*SELECTED TEXT*
We have read the reasonably voluminous bill of exceptions, submitted to us for review, and And no merit in the contention of counsel for plaintiff that the trial judge erred to plaintiff’s prejudice in failing to “charge upon the issues as required by law”; and cannot conclude that the verdict of the-jury and judgment of the trial judge entered thereon are manifestly against the weight of the evidence nor contrary to law.

The judgment of the court of common pleas is affirmed.

NICHOLS, J, BUCKLEY, J, concurs in judgment.

*RECORDED INFORMATION*
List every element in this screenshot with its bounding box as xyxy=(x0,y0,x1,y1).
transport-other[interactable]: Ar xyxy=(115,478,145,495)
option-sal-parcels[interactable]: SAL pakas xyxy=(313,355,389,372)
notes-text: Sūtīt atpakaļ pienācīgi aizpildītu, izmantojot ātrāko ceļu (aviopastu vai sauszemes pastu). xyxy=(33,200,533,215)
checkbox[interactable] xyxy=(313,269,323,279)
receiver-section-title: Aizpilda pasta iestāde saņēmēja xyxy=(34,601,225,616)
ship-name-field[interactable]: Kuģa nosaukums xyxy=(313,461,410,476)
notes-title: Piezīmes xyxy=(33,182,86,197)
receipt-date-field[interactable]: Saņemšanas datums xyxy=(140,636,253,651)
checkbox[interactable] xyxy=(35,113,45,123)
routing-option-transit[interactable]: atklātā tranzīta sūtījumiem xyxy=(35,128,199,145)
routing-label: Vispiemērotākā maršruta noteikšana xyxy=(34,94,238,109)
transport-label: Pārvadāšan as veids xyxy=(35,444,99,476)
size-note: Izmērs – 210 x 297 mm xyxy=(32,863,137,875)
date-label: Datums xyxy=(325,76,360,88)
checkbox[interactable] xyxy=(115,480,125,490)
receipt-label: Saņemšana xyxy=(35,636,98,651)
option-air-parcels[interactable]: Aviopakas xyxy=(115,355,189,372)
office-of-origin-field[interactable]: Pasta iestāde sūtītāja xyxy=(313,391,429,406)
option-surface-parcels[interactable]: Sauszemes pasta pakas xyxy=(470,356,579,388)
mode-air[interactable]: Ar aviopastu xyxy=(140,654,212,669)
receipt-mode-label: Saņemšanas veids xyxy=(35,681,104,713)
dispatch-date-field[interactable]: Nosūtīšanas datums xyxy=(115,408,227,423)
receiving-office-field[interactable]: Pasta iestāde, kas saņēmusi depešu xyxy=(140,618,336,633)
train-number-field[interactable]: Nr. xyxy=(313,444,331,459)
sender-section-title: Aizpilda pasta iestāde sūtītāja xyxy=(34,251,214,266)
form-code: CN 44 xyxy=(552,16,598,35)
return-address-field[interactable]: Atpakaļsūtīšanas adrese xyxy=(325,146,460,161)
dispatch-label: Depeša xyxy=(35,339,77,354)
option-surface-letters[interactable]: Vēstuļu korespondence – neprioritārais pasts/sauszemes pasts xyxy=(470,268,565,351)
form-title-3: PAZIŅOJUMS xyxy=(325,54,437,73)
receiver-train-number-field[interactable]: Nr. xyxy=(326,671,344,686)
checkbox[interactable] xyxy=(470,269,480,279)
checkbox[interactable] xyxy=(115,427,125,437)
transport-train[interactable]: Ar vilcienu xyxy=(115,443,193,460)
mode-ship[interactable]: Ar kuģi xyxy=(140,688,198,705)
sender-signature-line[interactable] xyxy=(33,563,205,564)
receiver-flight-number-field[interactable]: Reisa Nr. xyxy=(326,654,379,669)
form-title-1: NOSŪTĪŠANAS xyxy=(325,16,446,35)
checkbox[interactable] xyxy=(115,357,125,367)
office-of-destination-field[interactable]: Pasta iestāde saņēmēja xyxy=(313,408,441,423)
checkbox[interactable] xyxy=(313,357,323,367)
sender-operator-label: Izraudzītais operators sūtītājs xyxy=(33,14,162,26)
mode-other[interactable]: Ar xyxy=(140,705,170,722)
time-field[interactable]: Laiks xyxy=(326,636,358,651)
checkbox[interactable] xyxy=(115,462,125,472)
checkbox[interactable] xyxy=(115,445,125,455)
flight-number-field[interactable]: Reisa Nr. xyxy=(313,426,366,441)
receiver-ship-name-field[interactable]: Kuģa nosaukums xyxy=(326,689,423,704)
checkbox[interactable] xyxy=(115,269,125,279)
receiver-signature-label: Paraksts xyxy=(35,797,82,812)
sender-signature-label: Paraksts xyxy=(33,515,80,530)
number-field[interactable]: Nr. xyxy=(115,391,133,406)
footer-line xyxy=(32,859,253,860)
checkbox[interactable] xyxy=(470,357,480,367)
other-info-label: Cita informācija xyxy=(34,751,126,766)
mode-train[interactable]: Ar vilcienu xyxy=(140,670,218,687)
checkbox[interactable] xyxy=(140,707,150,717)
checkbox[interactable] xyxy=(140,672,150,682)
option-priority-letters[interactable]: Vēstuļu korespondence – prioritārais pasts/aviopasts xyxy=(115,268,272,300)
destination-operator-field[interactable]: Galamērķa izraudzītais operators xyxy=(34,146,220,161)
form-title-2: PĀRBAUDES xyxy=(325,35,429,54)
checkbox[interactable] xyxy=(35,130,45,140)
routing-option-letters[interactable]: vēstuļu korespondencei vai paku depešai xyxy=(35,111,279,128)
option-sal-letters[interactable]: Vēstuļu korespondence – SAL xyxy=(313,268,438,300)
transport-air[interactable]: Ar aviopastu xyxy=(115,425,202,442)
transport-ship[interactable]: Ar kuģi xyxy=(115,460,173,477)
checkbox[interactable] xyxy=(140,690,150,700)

*EXERCISE*
Using the court opinion excerpt, answer the following:
(a) Which court's judgment is affirmed?
(b) According to the contention of counsel for plaintiff, what did the trial judge fail to do?
(c) Which judges concur in the judgment?

*SOLVED PROBLEM*
(a) The court of common pleas.
(b) "charge upon the issues as required by law"
(c) Nichols, J., and Buckley, J.